**** MATERIAL FOR THIS TASK

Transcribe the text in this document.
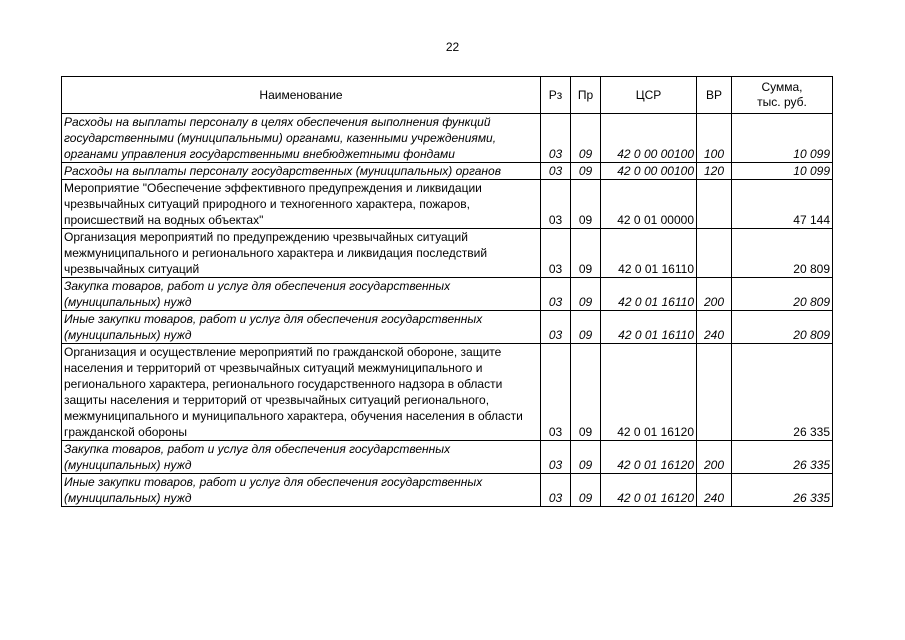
22
Наименование	Рз	Пр	ЦСР	ВР	Сумма,
тыс. руб.

Расходы на выплаты персоналу в целях обеспечения выполнения функций государственными (муниципальными) органами, казенными учреждениями, органами управления государственными внебюджетными фондами	03	09	42 0 00 00100	100	10 099
Расходы на выплаты персоналу государственных (муниципальных) органов	03	09	42 0 00 00100	120	10 099
Мероприятие "Обеспечение эффективного предупреждения и ликвидации чрезвычайных ситуаций природного и техногенного характера, пожаров, происшествий на водных объектах"	03	09	42 0 01 00000		47 144
Организация мероприятий по предупреждению чрезвычайных ситуаций межмуниципального и регионального характера и ликвидация последствий чрезвычайных ситуаций	03	09	42 0 01 16110		20 809
Закупка товаров, работ и услуг для обеспечения государственных (муниципальных) нужд	03	09	42 0 01 16110	200	20 809
Иные закупки товаров, работ и услуг для обеспечения государственных (муниципальных) нужд	03	09	42 0 01 16110	240	20 809
Организация и осуществление мероприятий по гражданской обороне, защите населения и территорий от чрезвычайных ситуаций межмуниципального и регионального характера, регионального государственного надзора в области защиты населения и территорий от чрезвычайных ситуаций регионального, межмуниципального и муниципального характера, обучения населения в области гражданской обороны	03	09	42 0 01 16120		26 335
Закупка товаров, работ и услуг для обеспечения государственных (муниципальных) нужд	03	09	42 0 01 16120	200	26 335
Иные закупки товаров, работ и услуг для обеспечения государственных (муниципальных) нужд	03	09	42 0 01 16120	240	26 335
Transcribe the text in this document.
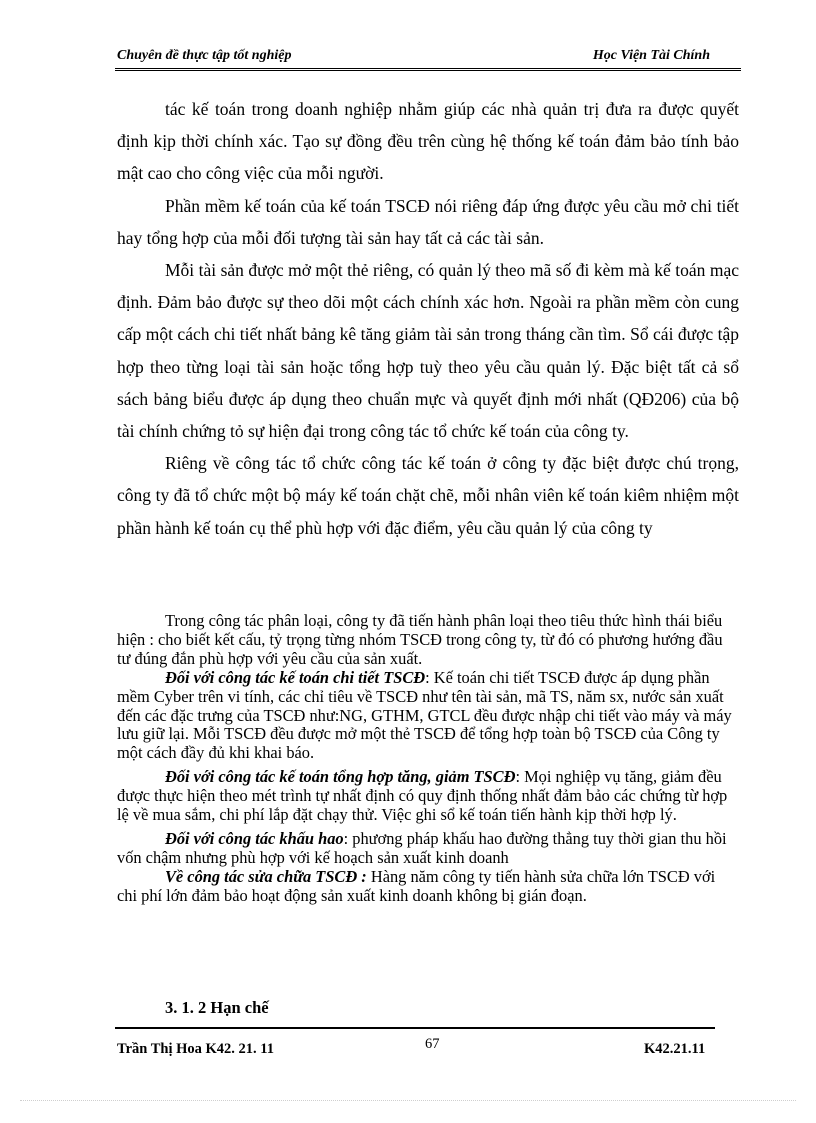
Chuyên đề thực tập tốt nghiệp	Học Viện Tài Chính

tác kế toán trong doanh nghiệp nhằm giúp các nhà quản trị đưa ra được quyết định kịp thời chính xác. Tạo sự đồng đều trên cùng hệ thống kế toán đảm bảo tính bảo mật cao cho công việc của mỗi người.

Phần mềm kế toán của kế toán TSCĐ nói riêng đáp ứng được yêu cầu mở chi tiết hay tổng hợp của mỗi đối tượng tài sản hay tất cả các tài sản.

Mỗi tài sản được mở một thẻ riêng, có quản lý theo mã số đi kèm mà kế toán mạc định. Đảm bảo được sự theo dõi một cách chính xác hơn. Ngoài ra phần mềm còn cung cấp một cách chi tiết nhất bảng kê tăng giảm tài sản trong tháng cần tìm. Sổ cái được tập hợp theo từng loại tài sản hoặc tổng hợp tuỳ theo yêu cầu quản lý. Đặc biệt tất cả sổ sách bảng biểu được áp dụng theo chuẩn mực và quyết định mới nhất (QĐ206) của bộ tài chính chứng tỏ sự hiện đại trong công tác tổ chức kế toán của công ty.

Riêng về công tác tổ chức công tác kế toán ở công ty đặc biệt được chú trọng, công ty đã tổ chức một bộ máy kế toán chặt chẽ, mỗi nhân viên kế toán kiêm nhiệm một phần hành kế toán cụ thể phù hợp với đặc điểm, yêu cầu quản lý của công ty

Trong công tác phân loại, công ty đã tiến hành phân loại theo tiêu thức hình thái biểu hiện : cho biết kết cấu, tỷ trọng từng nhóm TSCĐ trong công ty, từ đó có phương hướng đầu tư đúng đắn phù hợp với yêu cầu của sản xuất.

Đối với công tác kế toán chi tiết TSCĐ: Kế toán chi tiết TSCĐ được áp dụng phần mềm Cyber trên vi tính, các chỉ tiêu về TSCĐ như tên tài sản, mã TS, năm sx, nước sản xuất đến các đặc trưng của TSCĐ như:NG, GTHM, GTCL đều được nhập chi tiết vào máy và máy lưu giữ lại. Mỗi TSCĐ đều được mở một thẻ TSCĐ để tổng hợp toàn bộ TSCĐ của Công ty một cách đầy đủ khi khai báo.

Đối với công tác kế toán tổng hợp tăng, giảm TSCĐ: Mọi nghiệp vụ tăng, giảm đều được thực hiện theo mét trình tự nhất định có quy định thống nhất đảm bảo các chứng từ hợp lệ về mua sắm, chi phí lắp đặt chạy thử. Việc ghi sổ kế toán tiến hành kịp thời hợp lý.

Đối với công tác khấu hao: phương pháp khấu hao đường thẳng tuy thời gian thu hồi vốn chậm nhưng phù hợp với kế hoạch sản xuất kinh doanh

Về công tác sửa chữa TSCĐ : Hàng năm công ty tiến hành sửa chữa lớn TSCĐ với chi phí lớn đảm bảo hoạt động sản xuất kinh doanh không bị gián đoạn.

3. 1. 2 Hạn chế
Trần Thị Hoa K42. 21. 11	67	K42.21.11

********

(EXERCISE DETAILS)
Quote the listing above in full, except for the pictures.

(SOLUTION TO THE EXERCISE)
Transcribe the text in this document.
22
Наименование	Рз	Пр	ЦСР	ВР	Сумма,
тыс. руб.

Расходы на выплаты персоналу в целях обеспечения выполнения функций государственными (муниципальными) органами, казенными учреждениями, органами управления государственными внебюджетными фондами	03	09	42 0 00 00100	100	10 099
Расходы на выплаты персоналу государственных (муниципальных) органов	03	09	42 0 00 00100	120	10 099
Мероприятие "Обеспечение эффективного предупреждения и ликвидации чрезвычайных ситуаций природного и техногенного характера, пожаров, происшествий на водных объектах"	03	09	42 0 01 00000		47 144
Организация мероприятий по предупреждению чрезвычайных ситуаций межмуниципального и регионального характера и ликвидация последствий чрезвычайных ситуаций	03	09	42 0 01 16110		20 809
Закупка товаров, работ и услуг для обеспечения государственных (муниципальных) нужд	03	09	42 0 01 16110	200	20 809
Иные закупки товаров, работ и услуг для обеспечения государственных (муниципальных) нужд	03	09	42 0 01 16110	240	20 809
Организация и осуществление мероприятий по гражданской обороне, защите населения и территорий от чрезвычайных ситуаций межмуниципального и регионального характера, регионального государственного надзора в области защиты населения и территорий от чрезвычайных ситуаций регионального, межмуниципального и муниципального характера, обучения населения в области гражданской обороны	03	09	42 0 01 16120		26 335
Закупка товаров, работ и услуг для обеспечения государственных (муниципальных) нужд	03	09	42 0 01 16120	200	26 335
Иные закупки товаров, работ и услуг для обеспечения государственных (муниципальных) нужд	03	09	42 0 01 16120	240	26 335
Transcribe the text in this document.
Chuyên đề thực tập tốt nghiệp	Học Viện Tài Chính

tác kế toán trong doanh nghiệp nhằm giúp các nhà quản trị đưa ra được quyết định kịp thời chính xác. Tạo sự đồng đều trên cùng hệ thống kế toán đảm bảo tính bảo mật cao cho công việc của mỗi người.

Phần mềm kế toán của kế toán TSCĐ nói riêng đáp ứng được yêu cầu mở chi tiết hay tổng hợp của mỗi đối tượng tài sản hay tất cả các tài sản.

Mỗi tài sản được mở một thẻ riêng, có quản lý theo mã số đi kèm mà kế toán mạc định. Đảm bảo được sự theo dõi một cách chính xác hơn. Ngoài ra phần mềm còn cung cấp một cách chi tiết nhất bảng kê tăng giảm tài sản trong tháng cần tìm. Sổ cái được tập hợp theo từng loại tài sản hoặc tổng hợp tuỳ theo yêu cầu quản lý. Đặc biệt tất cả sổ sách bảng biểu được áp dụng theo chuẩn mực và quyết định mới nhất (QĐ206) của bộ tài chính chứng tỏ sự hiện đại trong công tác tổ chức kế toán của công ty.

Riêng về công tác tổ chức công tác kế toán ở công ty đặc biệt được chú trọng, công ty đã tổ chức một bộ máy kế toán chặt chẽ, mỗi nhân viên kế toán kiêm nhiệm một phần hành kế toán cụ thể phù hợp với đặc điểm, yêu cầu quản lý của công ty

Trong công tác phân loại, công ty đã tiến hành phân loại theo tiêu thức hình thái biểu hiện : cho biết kết cấu, tỷ trọng từng nhóm TSCĐ trong công ty, từ đó có phương hướng đầu tư đúng đắn phù hợp với yêu cầu của sản xuất.

Đối với công tác kế toán chi tiết TSCĐ: Kế toán chi tiết TSCĐ được áp dụng phần mềm Cyber trên vi tính, các chỉ tiêu về TSCĐ như tên tài sản, mã TS, năm sx, nước sản xuất đến các đặc trưng của TSCĐ như:NG, GTHM, GTCL đều được nhập chi tiết vào máy và máy lưu giữ lại. Mỗi TSCĐ đều được mở một thẻ TSCĐ để tổng hợp toàn bộ TSCĐ của Công ty một cách đầy đủ khi khai báo.

Đối với công tác kế toán tổng hợp tăng, giảm TSCĐ: Mọi nghiệp vụ tăng, giảm đều được thực hiện theo mét trình tự nhất định có quy định thống nhất đảm bảo các chứng từ hợp lệ về mua sắm, chi phí lắp đặt chạy thử. Việc ghi sổ kế toán tiến hành kịp thời hợp lý.

Đối với công tác khấu hao: phương pháp khấu hao đường thẳng tuy thời gian thu hồi vốn chậm nhưng phù hợp với kế hoạch sản xuất kinh doanh

Về công tác sửa chữa TSCĐ : Hàng năm công ty tiến hành sửa chữa lớn TSCĐ với chi phí lớn đảm bảo hoạt động sản xuất kinh doanh không bị gián đoạn.

3. 1. 2 Hạn chế
Trần Thị Hoa K42. 21. 11	67	K42.21.11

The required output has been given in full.